▶ Text shown
####

Squint-eyed Southerner said:


> Welcome back, Canadiens!
> Didn't the suggestions in your first thread help?
> 
> 
> ...


I said a few names to my mother and she was weirded out so I just decided to wait on naming it
Also I'm indecisive lol


----------



## Ent (Sep 4, 2022)

Caladhiel said:


> I said a few names to my mother and she was weirded out so I just decided to wait on naming it
> Also I'm indecisive lol



Oh goodness, if she was weirded out at a name for the Car, which she cannot see, what will she be with a license plate that she CAN see??

Perhaps get really 'vanilla', like "The Silver Pony" for the car, and Snowmane for the license plate... (though Snowmane was white).

I dunno.
You have a big hill to climb it seems. All the best to you.

I see you are but a youth of 17, or so the publicly visible details say... so 'indecision' is still a big factor as well, as you rightly identify. 😁


----------



## Eljorahir (Sep 4, 2022)

If it's a silver convertible, how about:
CELEBSUL

If I've used The Silmarillion Appendix properly, I believe this means: "Silver Wind".


----------



## Caladhiel (Sep 4, 2022)

####

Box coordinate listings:
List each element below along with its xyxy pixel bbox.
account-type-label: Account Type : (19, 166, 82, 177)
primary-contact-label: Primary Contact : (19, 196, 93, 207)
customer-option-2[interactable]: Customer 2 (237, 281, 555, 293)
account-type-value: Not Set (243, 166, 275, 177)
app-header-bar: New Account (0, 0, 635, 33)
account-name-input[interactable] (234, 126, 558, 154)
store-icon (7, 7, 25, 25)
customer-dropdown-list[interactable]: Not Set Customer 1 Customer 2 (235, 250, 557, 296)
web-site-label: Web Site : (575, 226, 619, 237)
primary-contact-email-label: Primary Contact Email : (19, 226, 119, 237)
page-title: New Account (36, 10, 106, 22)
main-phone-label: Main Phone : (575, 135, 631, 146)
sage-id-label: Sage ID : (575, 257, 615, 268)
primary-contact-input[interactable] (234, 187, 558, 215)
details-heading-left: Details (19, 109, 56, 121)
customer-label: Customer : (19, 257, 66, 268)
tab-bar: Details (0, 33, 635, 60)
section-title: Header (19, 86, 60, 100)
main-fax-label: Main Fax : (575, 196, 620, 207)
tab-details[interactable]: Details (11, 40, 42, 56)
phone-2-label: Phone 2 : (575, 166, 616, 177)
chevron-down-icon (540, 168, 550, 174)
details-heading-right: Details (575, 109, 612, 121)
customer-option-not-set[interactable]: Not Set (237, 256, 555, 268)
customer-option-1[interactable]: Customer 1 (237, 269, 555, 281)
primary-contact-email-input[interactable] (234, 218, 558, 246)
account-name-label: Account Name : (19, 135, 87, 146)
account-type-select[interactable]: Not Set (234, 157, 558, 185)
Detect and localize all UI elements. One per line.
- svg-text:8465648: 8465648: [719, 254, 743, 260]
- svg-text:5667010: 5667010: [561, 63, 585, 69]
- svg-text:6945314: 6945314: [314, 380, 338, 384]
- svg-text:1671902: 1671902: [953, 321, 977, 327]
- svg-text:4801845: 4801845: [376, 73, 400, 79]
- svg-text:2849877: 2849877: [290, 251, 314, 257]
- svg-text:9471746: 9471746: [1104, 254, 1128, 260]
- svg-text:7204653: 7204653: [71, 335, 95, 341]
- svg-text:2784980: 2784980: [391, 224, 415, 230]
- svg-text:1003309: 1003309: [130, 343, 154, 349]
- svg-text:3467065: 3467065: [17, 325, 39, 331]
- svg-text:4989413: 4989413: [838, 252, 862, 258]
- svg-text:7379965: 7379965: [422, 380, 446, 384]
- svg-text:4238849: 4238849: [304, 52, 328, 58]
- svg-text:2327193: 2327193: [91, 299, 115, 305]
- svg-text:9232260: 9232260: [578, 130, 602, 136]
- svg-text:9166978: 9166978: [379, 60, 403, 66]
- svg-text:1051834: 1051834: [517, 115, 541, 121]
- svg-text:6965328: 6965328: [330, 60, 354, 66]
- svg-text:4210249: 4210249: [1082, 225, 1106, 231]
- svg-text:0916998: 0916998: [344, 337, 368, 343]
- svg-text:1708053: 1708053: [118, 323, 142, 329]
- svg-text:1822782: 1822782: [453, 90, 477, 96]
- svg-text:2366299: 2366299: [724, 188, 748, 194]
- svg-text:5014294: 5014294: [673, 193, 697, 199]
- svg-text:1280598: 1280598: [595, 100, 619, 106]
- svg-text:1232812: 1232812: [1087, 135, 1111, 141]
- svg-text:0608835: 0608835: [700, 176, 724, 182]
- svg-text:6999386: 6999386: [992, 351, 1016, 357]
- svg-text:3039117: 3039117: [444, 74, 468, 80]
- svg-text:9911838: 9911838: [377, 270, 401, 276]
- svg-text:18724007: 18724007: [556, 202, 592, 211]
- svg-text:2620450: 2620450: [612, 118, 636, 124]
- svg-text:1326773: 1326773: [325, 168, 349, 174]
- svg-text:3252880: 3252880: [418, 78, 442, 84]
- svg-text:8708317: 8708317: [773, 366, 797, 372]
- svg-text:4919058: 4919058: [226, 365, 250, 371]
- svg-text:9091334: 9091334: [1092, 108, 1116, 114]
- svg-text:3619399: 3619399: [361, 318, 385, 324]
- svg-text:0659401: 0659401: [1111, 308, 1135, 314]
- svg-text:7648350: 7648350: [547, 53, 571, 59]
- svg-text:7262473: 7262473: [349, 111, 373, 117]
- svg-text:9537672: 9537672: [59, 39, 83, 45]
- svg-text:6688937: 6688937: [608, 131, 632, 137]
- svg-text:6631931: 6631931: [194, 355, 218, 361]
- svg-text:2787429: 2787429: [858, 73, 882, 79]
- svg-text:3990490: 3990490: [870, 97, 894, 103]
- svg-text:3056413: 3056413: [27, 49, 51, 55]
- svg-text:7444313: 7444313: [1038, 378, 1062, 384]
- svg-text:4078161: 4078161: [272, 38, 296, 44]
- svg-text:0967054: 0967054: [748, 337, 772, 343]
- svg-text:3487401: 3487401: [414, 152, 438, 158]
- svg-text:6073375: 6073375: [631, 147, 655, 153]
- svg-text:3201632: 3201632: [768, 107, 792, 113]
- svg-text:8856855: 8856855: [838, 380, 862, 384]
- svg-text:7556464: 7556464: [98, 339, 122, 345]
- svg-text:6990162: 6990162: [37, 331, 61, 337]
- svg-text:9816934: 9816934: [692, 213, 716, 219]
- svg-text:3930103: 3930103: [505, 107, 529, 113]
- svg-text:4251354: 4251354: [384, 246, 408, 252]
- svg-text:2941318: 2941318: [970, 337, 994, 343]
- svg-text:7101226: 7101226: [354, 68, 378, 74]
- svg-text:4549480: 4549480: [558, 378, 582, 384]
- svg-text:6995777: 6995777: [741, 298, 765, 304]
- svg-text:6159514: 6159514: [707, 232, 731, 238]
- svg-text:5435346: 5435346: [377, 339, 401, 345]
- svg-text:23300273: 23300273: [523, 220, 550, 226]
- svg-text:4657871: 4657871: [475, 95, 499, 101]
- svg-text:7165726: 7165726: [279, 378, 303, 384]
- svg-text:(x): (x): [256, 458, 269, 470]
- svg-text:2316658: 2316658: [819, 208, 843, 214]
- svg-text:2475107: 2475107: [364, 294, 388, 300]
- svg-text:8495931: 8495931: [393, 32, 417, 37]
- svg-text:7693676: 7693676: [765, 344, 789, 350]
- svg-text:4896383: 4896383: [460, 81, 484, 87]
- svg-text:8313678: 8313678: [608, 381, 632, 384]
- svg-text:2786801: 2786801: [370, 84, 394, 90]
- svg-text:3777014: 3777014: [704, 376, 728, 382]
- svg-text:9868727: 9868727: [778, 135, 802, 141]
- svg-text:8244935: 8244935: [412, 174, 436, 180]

####

▶ Problem set
a - Copy out the box coordinate entries from their first line through the line containing "web-site-label: Web Site", including both.
b - Continue the forum thread about naming a silver car from the point where it stops.

▶ Expected responses
a -
List each element below along with its xyxy pixel bbox.
account-type-label: Account Type : (19, 166, 82, 177)
primary-contact-label: Primary Contact : (19, 196, 93, 207)
customer-option-2[interactable]: Customer 2 (237, 281, 555, 293)
account-type-value: Not Set (243, 166, 275, 177)
app-header-bar: New Account (0, 0, 635, 33)
account-name-input[interactable] (234, 126, 558, 154)
store-icon (7, 7, 25, 25)
customer-dropdown-list[interactable]: Not Set Customer 1 Customer 2 (235, 250, 557, 296)
web-site-label: Web Site : (575, 226, 619, 237)

b -
Eljorahir said:


> If it's a silver convertible, how about:
> CELEBSUL
> 
> If I've used The Silmarillion Appendix properly, I believe this means: "Silver Wind".


I actually really like that, the only thing is I googled it and it is also the name of a unknown author and the word isn't that known


----------



## Caladhiel (Sep 6, 2022)

I just looked and m1thr1l is available
And since my car is silver it makes sense


----------



## Ent (Sep 6, 2022)

Caladhiel said:


> m1thr1l


How clever. Perhaps there's hope for humanity yet, in the youth of today.


----------



## Squint-eyed Southerner (Sep 6, 2022)

My favorite remains one I saw on another sports car, driven by another young lady:
I O DADI.


----------



## Elthir (Sep 6, 2022)

I betcha no one has Ar 🥚 orn.

I apologize.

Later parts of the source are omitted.